Items ->
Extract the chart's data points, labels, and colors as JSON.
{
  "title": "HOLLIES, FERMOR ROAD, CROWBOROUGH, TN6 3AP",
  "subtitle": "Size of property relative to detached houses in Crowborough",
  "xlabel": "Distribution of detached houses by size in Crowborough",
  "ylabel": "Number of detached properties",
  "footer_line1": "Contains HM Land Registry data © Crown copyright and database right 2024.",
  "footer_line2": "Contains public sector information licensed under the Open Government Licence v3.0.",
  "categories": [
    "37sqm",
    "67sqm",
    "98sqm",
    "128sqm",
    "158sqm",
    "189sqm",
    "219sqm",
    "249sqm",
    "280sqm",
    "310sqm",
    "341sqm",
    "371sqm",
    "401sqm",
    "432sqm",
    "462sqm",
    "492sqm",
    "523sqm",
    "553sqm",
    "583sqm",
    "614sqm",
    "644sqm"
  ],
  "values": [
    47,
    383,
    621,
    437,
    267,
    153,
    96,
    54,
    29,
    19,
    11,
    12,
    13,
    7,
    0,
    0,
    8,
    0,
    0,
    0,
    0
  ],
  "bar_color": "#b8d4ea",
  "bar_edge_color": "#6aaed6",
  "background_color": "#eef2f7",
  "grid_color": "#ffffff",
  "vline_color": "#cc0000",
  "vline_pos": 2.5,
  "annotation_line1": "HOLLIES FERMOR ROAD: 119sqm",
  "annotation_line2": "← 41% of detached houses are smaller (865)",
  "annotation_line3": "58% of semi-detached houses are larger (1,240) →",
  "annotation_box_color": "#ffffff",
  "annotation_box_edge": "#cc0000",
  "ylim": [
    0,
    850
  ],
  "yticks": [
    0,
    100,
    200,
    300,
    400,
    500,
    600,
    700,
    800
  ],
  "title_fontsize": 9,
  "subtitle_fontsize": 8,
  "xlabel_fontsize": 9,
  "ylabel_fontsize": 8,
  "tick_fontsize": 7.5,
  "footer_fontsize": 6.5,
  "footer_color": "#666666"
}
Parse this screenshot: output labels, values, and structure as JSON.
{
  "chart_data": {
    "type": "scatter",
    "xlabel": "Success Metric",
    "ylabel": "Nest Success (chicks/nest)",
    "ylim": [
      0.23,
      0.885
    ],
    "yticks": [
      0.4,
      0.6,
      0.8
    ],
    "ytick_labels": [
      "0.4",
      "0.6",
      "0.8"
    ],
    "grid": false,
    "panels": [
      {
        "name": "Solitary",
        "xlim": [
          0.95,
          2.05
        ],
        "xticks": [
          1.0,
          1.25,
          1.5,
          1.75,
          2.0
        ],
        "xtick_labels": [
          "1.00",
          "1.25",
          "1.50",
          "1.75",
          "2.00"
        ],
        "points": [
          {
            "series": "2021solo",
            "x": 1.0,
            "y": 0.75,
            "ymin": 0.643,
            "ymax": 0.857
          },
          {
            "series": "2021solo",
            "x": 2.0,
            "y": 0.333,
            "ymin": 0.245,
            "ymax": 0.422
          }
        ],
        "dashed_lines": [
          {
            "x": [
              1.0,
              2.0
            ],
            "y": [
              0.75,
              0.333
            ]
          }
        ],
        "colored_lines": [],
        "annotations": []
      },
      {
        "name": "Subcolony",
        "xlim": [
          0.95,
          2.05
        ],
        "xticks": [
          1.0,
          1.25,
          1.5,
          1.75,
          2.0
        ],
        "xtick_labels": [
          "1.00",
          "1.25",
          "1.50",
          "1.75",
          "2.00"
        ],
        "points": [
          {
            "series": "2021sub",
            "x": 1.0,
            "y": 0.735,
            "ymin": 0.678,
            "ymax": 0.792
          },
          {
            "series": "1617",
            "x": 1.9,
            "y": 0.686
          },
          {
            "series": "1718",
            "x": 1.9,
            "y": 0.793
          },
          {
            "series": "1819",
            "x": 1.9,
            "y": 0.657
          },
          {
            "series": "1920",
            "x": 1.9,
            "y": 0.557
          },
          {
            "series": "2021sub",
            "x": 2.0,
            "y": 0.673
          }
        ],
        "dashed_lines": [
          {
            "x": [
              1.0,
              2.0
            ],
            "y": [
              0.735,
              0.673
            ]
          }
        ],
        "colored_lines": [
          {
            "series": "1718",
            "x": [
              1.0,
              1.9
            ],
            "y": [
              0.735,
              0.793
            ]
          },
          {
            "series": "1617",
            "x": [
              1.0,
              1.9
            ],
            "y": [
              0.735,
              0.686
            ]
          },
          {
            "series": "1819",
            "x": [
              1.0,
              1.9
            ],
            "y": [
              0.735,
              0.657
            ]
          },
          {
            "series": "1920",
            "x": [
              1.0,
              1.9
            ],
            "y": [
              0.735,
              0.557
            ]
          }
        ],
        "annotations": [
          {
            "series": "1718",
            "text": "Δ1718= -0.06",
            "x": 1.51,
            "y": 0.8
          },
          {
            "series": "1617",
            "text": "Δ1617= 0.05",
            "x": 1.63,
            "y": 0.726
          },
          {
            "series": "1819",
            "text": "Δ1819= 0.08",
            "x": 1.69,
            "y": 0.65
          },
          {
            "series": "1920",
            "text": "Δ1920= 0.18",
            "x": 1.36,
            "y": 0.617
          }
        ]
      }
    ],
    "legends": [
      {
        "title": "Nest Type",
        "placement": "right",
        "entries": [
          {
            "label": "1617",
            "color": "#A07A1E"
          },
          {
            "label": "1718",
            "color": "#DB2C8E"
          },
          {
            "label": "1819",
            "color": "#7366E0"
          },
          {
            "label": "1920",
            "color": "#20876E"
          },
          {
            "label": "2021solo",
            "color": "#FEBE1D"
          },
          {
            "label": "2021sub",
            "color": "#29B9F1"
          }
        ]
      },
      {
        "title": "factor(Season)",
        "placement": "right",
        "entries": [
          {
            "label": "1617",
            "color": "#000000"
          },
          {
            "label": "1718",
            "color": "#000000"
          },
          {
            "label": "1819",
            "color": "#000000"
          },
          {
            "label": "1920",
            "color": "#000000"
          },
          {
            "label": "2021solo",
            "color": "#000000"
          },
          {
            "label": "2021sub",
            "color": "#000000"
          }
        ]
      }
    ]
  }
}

The task ->
Restate the listing above word for word.

Result ->
Extract the chart's data points, labels, and colors as JSON.
{
  "title": "HOLLIES, FERMOR ROAD, CROWBOROUGH, TN6 3AP",
  "subtitle": "Size of property relative to detached houses in Crowborough",
  "xlabel": "Distribution of detached houses by size in Crowborough",
  "ylabel": "Number of detached properties",
  "footer_line1": "Contains HM Land Registry data © Crown copyright and database right 2024.",
  "footer_line2": "Contains public sector information licensed under the Open Government Licence v3.0.",
  "categories": [
    "37sqm",
    "67sqm",
    "98sqm",
    "128sqm",
    "158sqm",
    "189sqm",
    "219sqm",
    "249sqm",
    "280sqm",
    "310sqm",
    "341sqm",
    "371sqm",
    "401sqm",
    "432sqm",
    "462sqm",
    "492sqm",
    "523sqm",
    "553sqm",
    "583sqm",
    "614sqm",
    "644sqm"
  ],
  "values": [
    47,
    383,
    621,
    437,
    267,
    153,
    96,
    54,
    29,
    19,
    11,
    12,
    13,
    7,
    0,
    0,
    8,
    0,
    0,
    0,
    0
  ],
  "bar_color": "#b8d4ea",
  "bar_edge_color": "#6aaed6",
  "background_color": "#eef2f7",
  "grid_color": "#ffffff",
  "vline_color": "#cc0000",
  "vline_pos": 2.5,
  "annotation_line1": "HOLLIES FERMOR ROAD: 119sqm",
  "annotation_line2": "← 41% of detached houses are smaller (865)",
  "annotation_line3": "58% of semi-detached houses are larger (1,240) →",
  "annotation_box_color": "#ffffff",
  "annotation_box_edge": "#cc0000",
  "ylim": [
    0,
    850
  ],
  "yticks": [
    0,
    100,
    200,
    300,
    400,
    500,
    600,
    700,
    800
  ],
  "title_fontsize": 9,
  "subtitle_fontsize": 8,
  "xlabel_fontsize": 9,
  "ylabel_fontsize": 8,
  "tick_fontsize": 7.5,
  "footer_fontsize": 6.5,
  "footer_color": "#666666"
}
Parse this screenshot: output labels, values, and structure as JSON.
{
  "chart_data": {
    "type": "scatter",
    "xlabel": "Success Metric",
    "ylabel": "Nest Success (chicks/nest)",
    "ylim": [
      0.23,
      0.885
    ],
    "yticks": [
      0.4,
      0.6,
      0.8
    ],
    "ytick_labels": [
      "0.4",
      "0.6",
      "0.8"
    ],
    "grid": false,
    "panels": [
      {
        "name": "Solitary",
        "xlim": [
          0.95,
          2.05
        ],
        "xticks": [
          1.0,
          1.25,
          1.5,
          1.75,
          2.0
        ],
        "xtick_labels": [
          "1.00",
          "1.25",
          "1.50",
          "1.75",
          "2.00"
        ],
        "points": [
          {
            "series": "2021solo",
            "x": 1.0,
            "y": 0.75,
            "ymin": 0.643,
            "ymax": 0.857
          },
          {
            "series": "2021solo",
            "x": 2.0,
            "y": 0.333,
            "ymin": 0.245,
            "ymax": 0.422
          }
        ],
        "dashed_lines": [
          {
            "x": [
              1.0,
              2.0
            ],
            "y": [
              0.75,
              0.333
            ]
          }
        ],
        "colored_lines": [],
        "annotations": []
      },
      {
        "name": "Subcolony",
        "xlim": [
          0.95,
          2.05
        ],
        "xticks": [
          1.0,
          1.25,
          1.5,
          1.75,
          2.0
        ],
        "xtick_labels": [
          "1.00",
          "1.25",
          "1.50",
          "1.75",
          "2.00"
        ],
        "points": [
          {
            "series": "2021sub",
            "x": 1.0,
            "y": 0.735,
            "ymin": 0.678,
            "ymax": 0.792
          },
          {
            "series": "1617",
            "x": 1.9,
            "y": 0.686
          },
          {
            "series": "1718",
            "x": 1.9,
            "y": 0.793
          },
          {
            "series": "1819",
            "x": 1.9,
            "y": 0.657
          },
          {
            "series": "1920",
            "x": 1.9,
            "y": 0.557
          },
          {
            "series": "2021sub",
            "x": 2.0,
            "y": 0.673
          }
        ],
        "dashed_lines": [
          {
            "x": [
              1.0,
              2.0
            ],
            "y": [
              0.735,
              0.673
            ]
          }
        ],
        "colored_lines": [
          {
            "series": "1718",
            "x": [
              1.0,
              1.9
            ],
            "y": [
              0.735,
              0.793
            ]
          },
          {
            "series": "1617",
            "x": [
              1.0,
              1.9
            ],
            "y": [
              0.735,
              0.686
            ]
          },
          {
            "series": "1819",
            "x": [
              1.0,
              1.9
            ],
            "y": [
              0.735,
              0.657
            ]
          },
          {
            "series": "1920",
            "x": [
              1.0,
              1.9
            ],
            "y": [
              0.735,
              0.557
            ]
          }
        ],
        "annotations": [
          {
            "series": "1718",
            "text": "Δ1718= -0.06",
            "x": 1.51,
            "y": 0.8
          },
          {
            "series": "1617",
            "text": "Δ1617= 0.05",
            "x": 1.63,
            "y": 0.726
          },
          {
            "series": "1819",
            "text": "Δ1819= 0.08",
            "x": 1.69,
            "y": 0.65
          },
          {
            "series": "1920",
            "text": "Δ1920= 0.18",
            "x": 1.36,
            "y": 0.617
          }
        ]
      }
    ],
    "legends": [
      {
        "title": "Nest Type",
        "placement": "right",
        "entries": [
          {
            "label": "1617",
            "color": "#A07A1E"
          },
          {
            "label": "1718",
            "color": "#DB2C8E"
          },
          {
            "label": "1819",
            "color": "#7366E0"
          },
          {
            "label": "1920",
            "color": "#20876E"
          },
          {
            "label": "2021solo",
            "color": "#FEBE1D"
          },
          {
            "label": "2021sub",
            "color": "#29B9F1"
          }
        ]
      },
      {
        "title": "factor(Season)",
        "placement": "right",
        "entries": [
          {
            "label": "1617",
            "color": "#000000"
          },
          {
            "label": "1718",
            "color": "#000000"
          },
          {
            "label": "1819",
            "color": "#000000"
          },
          {
            "label": "1920",
            "color": "#000000"
          },
          {
            "label": "2021solo",
            "color": "#000000"
          },
          {
            "label": "2021sub",
            "color": "#000000"
          }
        ]
      }
    ]
  }
}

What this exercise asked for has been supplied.